— Records for this task —
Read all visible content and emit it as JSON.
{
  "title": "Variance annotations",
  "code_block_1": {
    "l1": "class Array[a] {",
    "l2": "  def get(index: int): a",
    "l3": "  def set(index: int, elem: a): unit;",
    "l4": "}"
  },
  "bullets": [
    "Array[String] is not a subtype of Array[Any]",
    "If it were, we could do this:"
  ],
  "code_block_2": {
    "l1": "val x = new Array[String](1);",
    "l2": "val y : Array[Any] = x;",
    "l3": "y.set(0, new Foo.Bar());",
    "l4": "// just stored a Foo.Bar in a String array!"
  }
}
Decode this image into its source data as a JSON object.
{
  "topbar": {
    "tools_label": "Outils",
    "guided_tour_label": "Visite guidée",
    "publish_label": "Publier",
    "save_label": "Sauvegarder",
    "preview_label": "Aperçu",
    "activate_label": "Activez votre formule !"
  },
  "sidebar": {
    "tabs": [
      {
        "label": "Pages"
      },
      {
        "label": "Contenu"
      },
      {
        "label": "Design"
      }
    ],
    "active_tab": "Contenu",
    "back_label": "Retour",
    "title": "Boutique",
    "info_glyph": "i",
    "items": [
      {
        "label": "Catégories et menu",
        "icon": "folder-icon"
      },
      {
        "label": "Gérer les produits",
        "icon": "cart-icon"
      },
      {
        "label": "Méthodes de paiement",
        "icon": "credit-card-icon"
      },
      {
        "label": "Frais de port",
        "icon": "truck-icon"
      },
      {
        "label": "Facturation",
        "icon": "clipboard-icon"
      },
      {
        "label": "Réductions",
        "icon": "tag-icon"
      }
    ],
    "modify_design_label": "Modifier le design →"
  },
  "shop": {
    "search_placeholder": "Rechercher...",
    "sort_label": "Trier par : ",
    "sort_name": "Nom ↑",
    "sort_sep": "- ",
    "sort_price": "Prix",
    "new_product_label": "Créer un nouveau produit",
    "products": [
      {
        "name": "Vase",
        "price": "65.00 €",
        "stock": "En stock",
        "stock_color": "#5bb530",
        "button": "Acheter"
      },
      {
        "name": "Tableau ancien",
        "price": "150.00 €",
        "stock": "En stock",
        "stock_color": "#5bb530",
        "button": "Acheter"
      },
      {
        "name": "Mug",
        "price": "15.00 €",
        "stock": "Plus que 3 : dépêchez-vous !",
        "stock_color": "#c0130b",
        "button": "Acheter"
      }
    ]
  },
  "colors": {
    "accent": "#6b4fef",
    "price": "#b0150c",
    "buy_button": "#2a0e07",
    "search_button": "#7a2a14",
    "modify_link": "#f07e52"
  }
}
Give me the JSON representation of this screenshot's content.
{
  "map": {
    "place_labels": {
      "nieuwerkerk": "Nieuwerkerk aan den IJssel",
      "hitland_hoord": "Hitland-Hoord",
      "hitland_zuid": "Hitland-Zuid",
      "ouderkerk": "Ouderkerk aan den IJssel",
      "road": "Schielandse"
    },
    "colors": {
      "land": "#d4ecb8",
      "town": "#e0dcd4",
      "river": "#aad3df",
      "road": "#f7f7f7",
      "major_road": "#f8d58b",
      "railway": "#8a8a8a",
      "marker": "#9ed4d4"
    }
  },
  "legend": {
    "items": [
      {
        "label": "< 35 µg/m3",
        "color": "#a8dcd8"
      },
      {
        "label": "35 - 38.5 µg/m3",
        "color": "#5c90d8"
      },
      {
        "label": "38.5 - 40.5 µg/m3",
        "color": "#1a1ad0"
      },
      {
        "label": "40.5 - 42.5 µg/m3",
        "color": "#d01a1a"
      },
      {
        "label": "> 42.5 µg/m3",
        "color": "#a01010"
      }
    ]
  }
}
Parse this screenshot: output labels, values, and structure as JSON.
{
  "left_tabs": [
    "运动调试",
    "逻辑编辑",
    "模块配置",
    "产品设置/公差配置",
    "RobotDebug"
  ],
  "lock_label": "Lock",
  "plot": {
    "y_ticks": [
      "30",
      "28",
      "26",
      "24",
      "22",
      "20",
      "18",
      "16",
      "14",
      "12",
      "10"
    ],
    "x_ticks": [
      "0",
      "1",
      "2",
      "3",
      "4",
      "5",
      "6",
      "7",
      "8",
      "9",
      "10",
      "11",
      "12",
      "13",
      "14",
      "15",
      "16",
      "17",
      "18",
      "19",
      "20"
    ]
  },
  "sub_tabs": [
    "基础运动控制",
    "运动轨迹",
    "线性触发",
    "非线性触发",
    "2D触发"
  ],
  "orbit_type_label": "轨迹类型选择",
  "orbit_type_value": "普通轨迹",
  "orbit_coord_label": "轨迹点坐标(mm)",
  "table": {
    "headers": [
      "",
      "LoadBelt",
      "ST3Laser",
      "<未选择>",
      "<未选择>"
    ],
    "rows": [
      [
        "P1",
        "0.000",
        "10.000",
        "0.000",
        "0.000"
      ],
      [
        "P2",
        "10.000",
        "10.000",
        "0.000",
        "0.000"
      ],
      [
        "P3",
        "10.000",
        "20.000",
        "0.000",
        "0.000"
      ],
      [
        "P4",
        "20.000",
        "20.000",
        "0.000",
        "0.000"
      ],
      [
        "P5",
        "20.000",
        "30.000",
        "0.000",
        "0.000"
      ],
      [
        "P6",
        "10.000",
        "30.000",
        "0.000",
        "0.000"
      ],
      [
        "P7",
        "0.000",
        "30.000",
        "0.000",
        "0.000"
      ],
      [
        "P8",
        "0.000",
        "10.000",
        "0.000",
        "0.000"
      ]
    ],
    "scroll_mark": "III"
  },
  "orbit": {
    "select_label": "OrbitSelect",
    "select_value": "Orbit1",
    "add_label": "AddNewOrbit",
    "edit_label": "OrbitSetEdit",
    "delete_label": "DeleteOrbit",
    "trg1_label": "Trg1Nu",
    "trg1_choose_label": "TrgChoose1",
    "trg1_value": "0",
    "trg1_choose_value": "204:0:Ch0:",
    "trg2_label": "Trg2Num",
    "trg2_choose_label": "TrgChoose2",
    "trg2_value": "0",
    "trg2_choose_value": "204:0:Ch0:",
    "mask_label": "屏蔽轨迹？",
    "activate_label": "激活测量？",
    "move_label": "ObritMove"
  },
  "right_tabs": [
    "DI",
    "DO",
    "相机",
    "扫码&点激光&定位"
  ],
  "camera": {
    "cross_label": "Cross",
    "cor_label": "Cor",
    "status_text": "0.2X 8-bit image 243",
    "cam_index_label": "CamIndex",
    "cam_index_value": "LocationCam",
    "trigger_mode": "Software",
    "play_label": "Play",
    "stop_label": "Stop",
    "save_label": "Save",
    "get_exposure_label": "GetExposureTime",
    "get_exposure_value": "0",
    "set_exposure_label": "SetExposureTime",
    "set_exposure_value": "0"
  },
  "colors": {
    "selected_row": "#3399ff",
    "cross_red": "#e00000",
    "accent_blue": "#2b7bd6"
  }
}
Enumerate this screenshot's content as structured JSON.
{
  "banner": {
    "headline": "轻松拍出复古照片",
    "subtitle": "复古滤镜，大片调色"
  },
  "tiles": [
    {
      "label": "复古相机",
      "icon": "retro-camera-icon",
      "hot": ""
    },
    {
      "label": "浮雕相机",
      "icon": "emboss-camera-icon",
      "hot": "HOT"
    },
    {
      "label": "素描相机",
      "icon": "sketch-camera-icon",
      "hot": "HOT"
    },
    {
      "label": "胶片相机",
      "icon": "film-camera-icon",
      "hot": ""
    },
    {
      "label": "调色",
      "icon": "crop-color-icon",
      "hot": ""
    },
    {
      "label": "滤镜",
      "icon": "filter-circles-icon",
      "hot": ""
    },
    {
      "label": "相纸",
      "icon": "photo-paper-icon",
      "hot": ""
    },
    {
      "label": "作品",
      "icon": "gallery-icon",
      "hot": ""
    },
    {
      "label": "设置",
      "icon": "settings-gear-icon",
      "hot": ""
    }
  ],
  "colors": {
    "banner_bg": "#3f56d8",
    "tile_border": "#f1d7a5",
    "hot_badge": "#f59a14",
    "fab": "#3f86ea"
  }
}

— Given task —
From the data, collect all lines where the string "screenshot" appears.

— Task solution —
Give me the JSON representation of this screenshot's content.
Parse this screenshot: output labels, values, and structure as JSON.
Enumerate this screenshot's content as structured JSON.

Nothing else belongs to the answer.